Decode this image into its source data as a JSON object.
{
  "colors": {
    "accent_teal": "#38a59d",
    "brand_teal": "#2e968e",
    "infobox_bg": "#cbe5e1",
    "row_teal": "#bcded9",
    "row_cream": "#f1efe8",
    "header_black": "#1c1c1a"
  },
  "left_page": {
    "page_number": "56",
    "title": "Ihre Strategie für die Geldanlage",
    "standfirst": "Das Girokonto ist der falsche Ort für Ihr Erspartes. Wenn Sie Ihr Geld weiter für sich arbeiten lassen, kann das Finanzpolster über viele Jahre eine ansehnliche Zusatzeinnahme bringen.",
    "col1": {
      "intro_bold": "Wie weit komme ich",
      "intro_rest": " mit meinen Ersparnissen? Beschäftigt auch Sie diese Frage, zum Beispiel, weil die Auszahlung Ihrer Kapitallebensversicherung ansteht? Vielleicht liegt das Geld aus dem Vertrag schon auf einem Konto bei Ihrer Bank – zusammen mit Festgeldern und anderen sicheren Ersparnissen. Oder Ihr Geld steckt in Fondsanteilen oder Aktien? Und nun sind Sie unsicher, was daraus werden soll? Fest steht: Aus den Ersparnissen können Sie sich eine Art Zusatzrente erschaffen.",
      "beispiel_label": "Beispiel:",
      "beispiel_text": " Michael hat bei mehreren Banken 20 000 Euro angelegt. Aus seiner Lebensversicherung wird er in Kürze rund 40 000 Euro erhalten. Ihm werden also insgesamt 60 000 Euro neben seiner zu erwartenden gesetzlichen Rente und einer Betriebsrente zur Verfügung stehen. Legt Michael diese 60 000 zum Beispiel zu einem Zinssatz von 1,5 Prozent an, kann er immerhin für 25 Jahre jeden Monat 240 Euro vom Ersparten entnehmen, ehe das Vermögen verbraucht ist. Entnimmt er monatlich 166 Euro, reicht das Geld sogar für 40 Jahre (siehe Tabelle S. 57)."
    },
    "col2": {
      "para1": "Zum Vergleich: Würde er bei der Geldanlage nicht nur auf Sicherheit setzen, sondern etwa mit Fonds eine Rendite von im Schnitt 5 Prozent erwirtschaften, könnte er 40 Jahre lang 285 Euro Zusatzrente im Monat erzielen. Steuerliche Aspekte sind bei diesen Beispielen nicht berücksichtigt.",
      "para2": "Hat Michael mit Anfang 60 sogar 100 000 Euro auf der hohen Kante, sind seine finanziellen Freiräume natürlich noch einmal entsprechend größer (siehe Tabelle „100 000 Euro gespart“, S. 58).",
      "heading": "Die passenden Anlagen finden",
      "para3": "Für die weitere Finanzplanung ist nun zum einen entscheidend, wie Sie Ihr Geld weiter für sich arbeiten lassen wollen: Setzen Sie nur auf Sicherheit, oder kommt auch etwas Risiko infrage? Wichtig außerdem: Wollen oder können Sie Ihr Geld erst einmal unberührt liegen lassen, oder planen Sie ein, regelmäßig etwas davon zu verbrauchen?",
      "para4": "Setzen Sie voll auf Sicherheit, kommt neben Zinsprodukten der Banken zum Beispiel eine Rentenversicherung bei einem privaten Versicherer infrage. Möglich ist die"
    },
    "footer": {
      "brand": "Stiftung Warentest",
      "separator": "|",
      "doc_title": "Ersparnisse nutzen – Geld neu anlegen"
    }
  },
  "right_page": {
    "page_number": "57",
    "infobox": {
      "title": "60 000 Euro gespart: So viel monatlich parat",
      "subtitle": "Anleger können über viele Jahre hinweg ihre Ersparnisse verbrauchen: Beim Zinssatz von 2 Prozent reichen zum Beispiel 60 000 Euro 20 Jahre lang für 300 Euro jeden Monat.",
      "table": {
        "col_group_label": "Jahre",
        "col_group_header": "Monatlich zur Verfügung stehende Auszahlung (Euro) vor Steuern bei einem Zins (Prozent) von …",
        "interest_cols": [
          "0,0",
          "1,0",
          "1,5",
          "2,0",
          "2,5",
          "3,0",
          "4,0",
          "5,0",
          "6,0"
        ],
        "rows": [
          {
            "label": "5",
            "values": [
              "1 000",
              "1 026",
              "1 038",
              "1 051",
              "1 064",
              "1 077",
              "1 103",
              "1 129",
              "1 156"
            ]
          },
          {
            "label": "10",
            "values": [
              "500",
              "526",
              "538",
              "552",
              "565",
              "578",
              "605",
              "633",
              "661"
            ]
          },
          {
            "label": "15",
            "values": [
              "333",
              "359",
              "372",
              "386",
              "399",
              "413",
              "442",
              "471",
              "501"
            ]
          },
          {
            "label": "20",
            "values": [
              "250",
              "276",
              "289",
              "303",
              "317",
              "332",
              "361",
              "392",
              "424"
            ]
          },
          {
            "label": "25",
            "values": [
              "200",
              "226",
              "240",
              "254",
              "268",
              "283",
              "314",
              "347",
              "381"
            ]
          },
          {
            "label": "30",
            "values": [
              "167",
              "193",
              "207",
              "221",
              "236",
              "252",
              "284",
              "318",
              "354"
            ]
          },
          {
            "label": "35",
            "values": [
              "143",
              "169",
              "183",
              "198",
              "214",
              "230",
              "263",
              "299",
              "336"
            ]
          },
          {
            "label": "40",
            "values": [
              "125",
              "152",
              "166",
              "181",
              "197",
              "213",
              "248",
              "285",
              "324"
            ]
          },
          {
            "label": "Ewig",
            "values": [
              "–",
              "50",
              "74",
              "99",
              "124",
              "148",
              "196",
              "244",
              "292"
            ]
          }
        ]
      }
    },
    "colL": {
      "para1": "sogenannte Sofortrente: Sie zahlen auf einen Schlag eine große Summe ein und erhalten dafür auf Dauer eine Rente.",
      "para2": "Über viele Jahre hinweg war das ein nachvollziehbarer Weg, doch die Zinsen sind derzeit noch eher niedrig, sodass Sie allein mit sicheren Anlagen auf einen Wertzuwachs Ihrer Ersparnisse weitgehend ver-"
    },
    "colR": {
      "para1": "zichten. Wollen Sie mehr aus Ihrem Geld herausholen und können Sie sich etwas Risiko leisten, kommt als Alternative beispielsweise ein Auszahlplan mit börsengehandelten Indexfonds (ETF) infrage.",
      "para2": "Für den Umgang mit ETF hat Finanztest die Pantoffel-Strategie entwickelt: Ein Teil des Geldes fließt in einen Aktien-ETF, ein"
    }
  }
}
===============
**TO BE DONE**
Return each line of the data that contains the string "gespart".

**REPLY**
      "para2": "Hat Michael mit Anfang 60 sogar 100 000 Euro auf der hohen Kante, sind seine finanziellen Freiräume natürlich noch einmal entsprechend größer (siehe Tabelle „100 000 Euro gespart“, S. 58).",
      "title": "60 000 Euro gespart: So viel monatlich parat",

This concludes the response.